TAREFA ESCRITA 1:
Transcreva o trecho do texto sobre as privatizações em Minas Gerais e São Paulo que vai de "Tarcísio já revelou" a "aprovação em plenário.".

Os governadores Romeu Zema (Minas Gerais) e Tarcísio de Freitas (São Paulo), ambos de perfil liberal e apontados como pré-candidatos em potencial à Presidência da República, acabaram se envolvendo numa disputa particular para saber quem privatiza primeiro e em maior número estatais de setores-chaves de seus estados.

O processo de privatização é longo nos dois estados, mas, por enquanto, Zema deu um passo além. No fim da tarde desta segunda-feira, 21 de agosto, Zema protocolou uma Proposta de Emenda à Constituição (PEC) estadual na Assembleia Legislativa mineira mudando as regras para permitir, numa tacada, a privatização de duas estatais:  a Copasa, de saneamento, e a Cemig, de energia. A estatal de gás (Gasmig) também foi incluída no pacote.

Com isso, Zema dobrou a aposta nas privatizações e, se fosse uma corrida essa disputa, abriu uma vantagem do governador de São Paulo, que havia saído na frente ao anunciar que pretendia privatizar a Sabesp, empresa mista de saneamento de São Paulo, a maior com controle estatal do País.

Tarcísio já revelou o modelo de privatização da Sabesp – o chamado follow on, por meio de oferta adicional de ações, na qual o estado diminui sua participação (hoje em 50,1% das ações), sem no entanto vendê-la totalmente. Mas atrasou o envio do projeto ao Legislativo.

Zema, por sua vez, já protocolou uma PEC na Assembleia Legislativa de Minas Gerais.  A PEC do governador mineiro remove todos os obstáculos que dificultam a privatização de estatais mineiras: desobriga o governo a fazer referendo referente a desestatizações e reduz de 60% para maioria simples (50% dos votos mais 1) dos deputados o mínimo necessário para aprovação em plenário.

Em comunicado, o governo mineiro informou que enviará as propostas com modelo de privatização para a aprovação da Assembleia “assim que os estudos de viabilidade forem concluídos”. O objetivo é concluir as privatizações antes de 2026, quando termina o mandato do atual governador mineiro.

TAREFA ESCRITA 2:
Reproduza palavra por palavra as linhas da listagem abaixo, da linha com "icon-funnel (910, 669, 962, 725)" até a linha com "event-label: North Central and".

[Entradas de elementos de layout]
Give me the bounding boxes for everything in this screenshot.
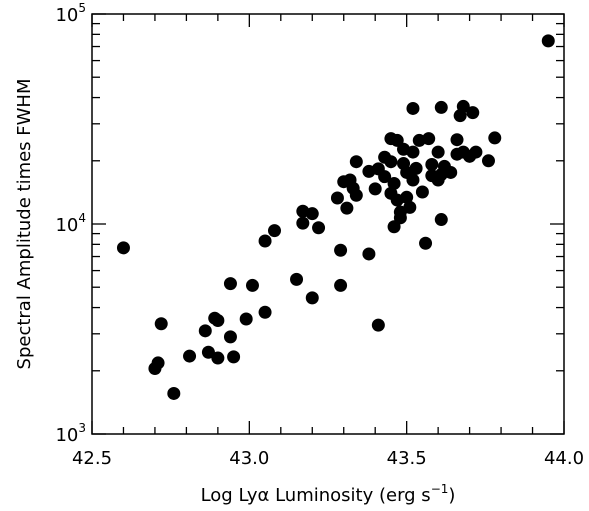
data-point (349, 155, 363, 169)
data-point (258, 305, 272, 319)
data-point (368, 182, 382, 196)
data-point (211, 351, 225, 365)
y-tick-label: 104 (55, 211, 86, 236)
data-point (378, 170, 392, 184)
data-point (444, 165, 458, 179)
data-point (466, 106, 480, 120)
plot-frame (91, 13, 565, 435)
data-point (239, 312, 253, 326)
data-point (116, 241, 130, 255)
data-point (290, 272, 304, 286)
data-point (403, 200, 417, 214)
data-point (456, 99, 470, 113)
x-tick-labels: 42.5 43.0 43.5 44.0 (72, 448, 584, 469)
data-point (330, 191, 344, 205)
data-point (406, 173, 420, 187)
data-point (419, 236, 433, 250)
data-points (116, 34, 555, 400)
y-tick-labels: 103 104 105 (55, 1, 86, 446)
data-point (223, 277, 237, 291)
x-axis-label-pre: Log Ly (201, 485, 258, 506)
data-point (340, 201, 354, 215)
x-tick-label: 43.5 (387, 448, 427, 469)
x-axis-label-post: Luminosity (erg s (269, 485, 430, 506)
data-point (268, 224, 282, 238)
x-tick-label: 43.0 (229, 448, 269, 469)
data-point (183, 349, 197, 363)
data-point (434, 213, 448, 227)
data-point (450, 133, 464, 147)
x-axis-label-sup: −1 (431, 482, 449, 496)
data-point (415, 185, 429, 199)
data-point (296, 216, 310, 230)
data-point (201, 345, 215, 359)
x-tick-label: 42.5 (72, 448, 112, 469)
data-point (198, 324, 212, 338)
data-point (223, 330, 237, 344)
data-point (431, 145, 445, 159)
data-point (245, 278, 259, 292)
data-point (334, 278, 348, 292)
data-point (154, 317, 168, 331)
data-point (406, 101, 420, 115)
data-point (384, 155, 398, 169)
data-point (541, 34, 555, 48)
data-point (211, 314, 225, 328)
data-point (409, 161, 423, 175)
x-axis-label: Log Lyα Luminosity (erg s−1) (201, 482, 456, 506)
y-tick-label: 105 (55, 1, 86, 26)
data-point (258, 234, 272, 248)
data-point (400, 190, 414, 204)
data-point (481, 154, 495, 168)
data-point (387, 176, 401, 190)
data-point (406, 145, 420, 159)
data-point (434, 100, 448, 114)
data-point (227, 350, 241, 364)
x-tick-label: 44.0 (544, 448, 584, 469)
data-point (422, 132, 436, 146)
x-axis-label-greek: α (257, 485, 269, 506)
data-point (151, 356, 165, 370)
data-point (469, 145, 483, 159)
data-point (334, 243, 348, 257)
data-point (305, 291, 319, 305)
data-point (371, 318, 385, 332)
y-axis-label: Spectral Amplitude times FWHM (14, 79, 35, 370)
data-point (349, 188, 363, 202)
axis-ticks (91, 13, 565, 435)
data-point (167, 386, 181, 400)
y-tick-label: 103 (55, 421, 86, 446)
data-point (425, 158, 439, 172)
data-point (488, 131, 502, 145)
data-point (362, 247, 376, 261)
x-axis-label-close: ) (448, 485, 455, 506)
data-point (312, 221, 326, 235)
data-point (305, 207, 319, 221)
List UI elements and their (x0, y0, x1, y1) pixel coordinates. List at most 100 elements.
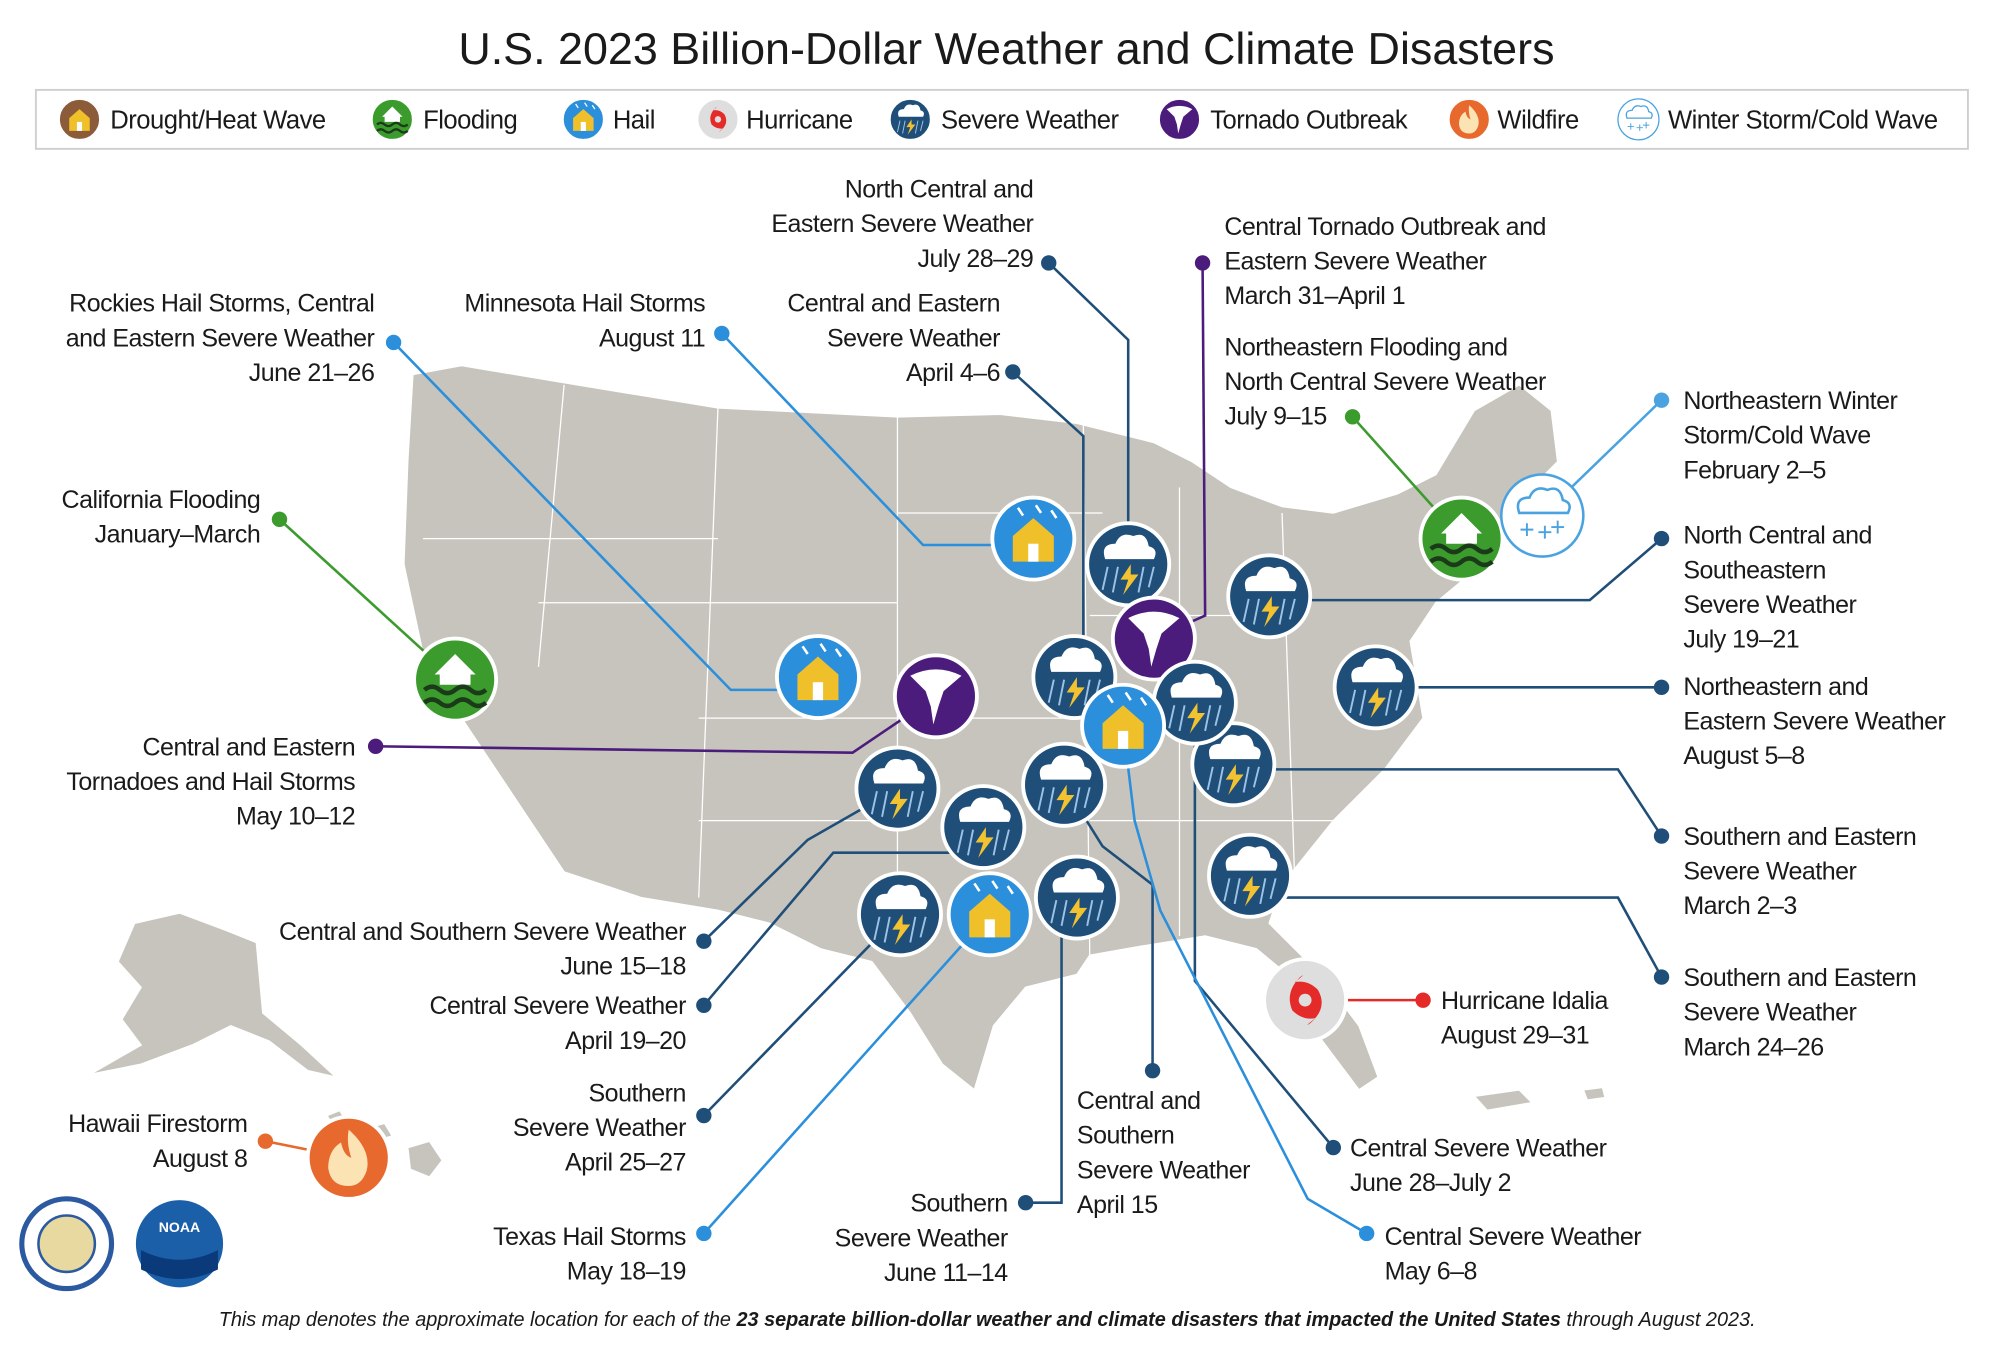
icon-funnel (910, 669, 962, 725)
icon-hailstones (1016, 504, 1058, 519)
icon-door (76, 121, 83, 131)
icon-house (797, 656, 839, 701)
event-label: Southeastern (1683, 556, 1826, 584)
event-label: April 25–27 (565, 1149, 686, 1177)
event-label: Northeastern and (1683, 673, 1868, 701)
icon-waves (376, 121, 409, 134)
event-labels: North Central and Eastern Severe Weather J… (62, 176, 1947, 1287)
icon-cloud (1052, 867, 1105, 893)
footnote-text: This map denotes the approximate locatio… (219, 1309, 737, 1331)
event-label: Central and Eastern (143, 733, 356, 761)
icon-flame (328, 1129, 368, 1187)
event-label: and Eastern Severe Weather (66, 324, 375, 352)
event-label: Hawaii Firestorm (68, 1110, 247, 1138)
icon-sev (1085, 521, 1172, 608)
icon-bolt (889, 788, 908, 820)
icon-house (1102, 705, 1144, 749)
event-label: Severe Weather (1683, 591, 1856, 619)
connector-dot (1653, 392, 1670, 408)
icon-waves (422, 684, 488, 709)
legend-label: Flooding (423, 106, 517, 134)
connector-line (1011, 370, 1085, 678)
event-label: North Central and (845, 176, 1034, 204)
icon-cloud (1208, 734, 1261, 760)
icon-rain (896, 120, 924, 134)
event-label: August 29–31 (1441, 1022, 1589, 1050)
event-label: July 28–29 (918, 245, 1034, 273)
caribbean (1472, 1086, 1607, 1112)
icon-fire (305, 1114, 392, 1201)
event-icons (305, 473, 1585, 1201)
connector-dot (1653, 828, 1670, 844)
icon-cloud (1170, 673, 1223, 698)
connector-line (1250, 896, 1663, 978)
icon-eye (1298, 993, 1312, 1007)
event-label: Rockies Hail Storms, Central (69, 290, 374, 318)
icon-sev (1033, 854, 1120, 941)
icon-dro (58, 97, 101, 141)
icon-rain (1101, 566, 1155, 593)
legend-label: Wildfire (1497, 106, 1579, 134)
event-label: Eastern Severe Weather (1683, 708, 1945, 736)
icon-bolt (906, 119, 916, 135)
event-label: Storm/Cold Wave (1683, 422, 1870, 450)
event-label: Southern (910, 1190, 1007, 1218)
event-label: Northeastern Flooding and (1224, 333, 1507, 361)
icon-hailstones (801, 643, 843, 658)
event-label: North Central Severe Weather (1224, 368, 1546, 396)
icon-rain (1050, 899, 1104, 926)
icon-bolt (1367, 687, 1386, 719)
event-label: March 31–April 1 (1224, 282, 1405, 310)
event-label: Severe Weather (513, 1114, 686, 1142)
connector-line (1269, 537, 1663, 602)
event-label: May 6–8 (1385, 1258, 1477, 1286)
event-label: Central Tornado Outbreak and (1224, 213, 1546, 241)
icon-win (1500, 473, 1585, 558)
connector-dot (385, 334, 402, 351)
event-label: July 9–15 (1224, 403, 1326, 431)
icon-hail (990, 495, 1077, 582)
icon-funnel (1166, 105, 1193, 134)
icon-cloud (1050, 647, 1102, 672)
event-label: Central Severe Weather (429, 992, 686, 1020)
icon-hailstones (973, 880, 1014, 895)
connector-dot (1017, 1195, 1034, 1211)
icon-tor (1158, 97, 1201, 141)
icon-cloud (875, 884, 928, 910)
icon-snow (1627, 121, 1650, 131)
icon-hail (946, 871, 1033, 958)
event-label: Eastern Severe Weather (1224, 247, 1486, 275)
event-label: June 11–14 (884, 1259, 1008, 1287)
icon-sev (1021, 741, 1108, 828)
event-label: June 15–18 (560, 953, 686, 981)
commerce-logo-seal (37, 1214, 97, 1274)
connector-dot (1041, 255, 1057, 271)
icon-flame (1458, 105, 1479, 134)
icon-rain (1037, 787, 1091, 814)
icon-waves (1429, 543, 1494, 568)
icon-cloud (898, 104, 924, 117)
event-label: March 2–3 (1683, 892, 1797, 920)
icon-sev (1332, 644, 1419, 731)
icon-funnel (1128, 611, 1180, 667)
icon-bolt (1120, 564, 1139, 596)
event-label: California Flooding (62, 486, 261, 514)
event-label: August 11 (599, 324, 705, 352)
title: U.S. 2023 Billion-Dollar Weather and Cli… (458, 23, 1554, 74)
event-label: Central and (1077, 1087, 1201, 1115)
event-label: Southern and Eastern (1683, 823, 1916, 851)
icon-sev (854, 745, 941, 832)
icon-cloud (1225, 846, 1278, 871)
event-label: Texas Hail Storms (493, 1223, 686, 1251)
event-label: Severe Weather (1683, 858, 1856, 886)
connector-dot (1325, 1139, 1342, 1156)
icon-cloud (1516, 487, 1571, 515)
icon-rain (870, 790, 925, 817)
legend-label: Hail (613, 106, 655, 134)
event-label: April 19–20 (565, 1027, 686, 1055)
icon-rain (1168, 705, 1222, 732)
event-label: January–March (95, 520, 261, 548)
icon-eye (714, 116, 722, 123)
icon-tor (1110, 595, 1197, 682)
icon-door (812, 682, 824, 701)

RESPOSTA DO EXERCÍCIO 1:
Tarcísio já revelou o modelo de privatização da Sabesp – o chamado follow on, por meio de oferta adicional de ações, na qual o estado diminui sua participação (hoje em 50,1% das ações), sem no entanto vendê-la totalmente. Mas atrasou o envio do projeto ao Legislativo.

Zema, por sua vez, já protocolou uma PEC na Assembleia Legislativa de Minas Gerais.  A PEC do governador mineiro remove todos os obstáculos que dificultam a privatização de estatais mineiras: desobriga o governo a fazer referendo referente a desestatizações e reduz de 60% para maioria simples (50% dos votos mais 1) dos deputados o mínimo necessário para aprovação em plenário.

RESPOSTA DO EXERCÍCIO 2:
icon-funnel (910, 669, 962, 725)
icon-hailstones (1016, 504, 1058, 519)
icon-door (76, 121, 83, 131)
icon-house (797, 656, 839, 701)
event-label: Southeastern (1683, 556, 1826, 584)
event-label: April 25–27 (565, 1149, 686, 1177)
event-label: Northeastern and (1683, 673, 1868, 701)
icon-waves (376, 121, 409, 134)
event-labels: North Central and Eastern Severe Weather J… (62, 176, 1947, 1287)
icon-cloud (1052, 867, 1105, 893)
footnote-text: This map denotes the approximate locatio… (219, 1309, 737, 1331)
event-label: Central and Eastern (143, 733, 356, 761)
icon-flame (328, 1129, 368, 1187)
event-label: and Eastern Severe Weather (66, 324, 375, 352)
event-label: Hawaii Firestorm (68, 1110, 247, 1138)
icon-sev (1085, 521, 1172, 608)
icon-bolt (889, 788, 908, 820)
icon-house (1102, 705, 1144, 749)
event-label: Severe Weather (1683, 591, 1856, 619)
connector-dot (1653, 392, 1670, 408)
icon-waves (422, 684, 488, 709)
legend-label: Flooding (423, 106, 517, 134)
connector-line (1011, 370, 1085, 678)
event-label: North Central and (845, 176, 1034, 204)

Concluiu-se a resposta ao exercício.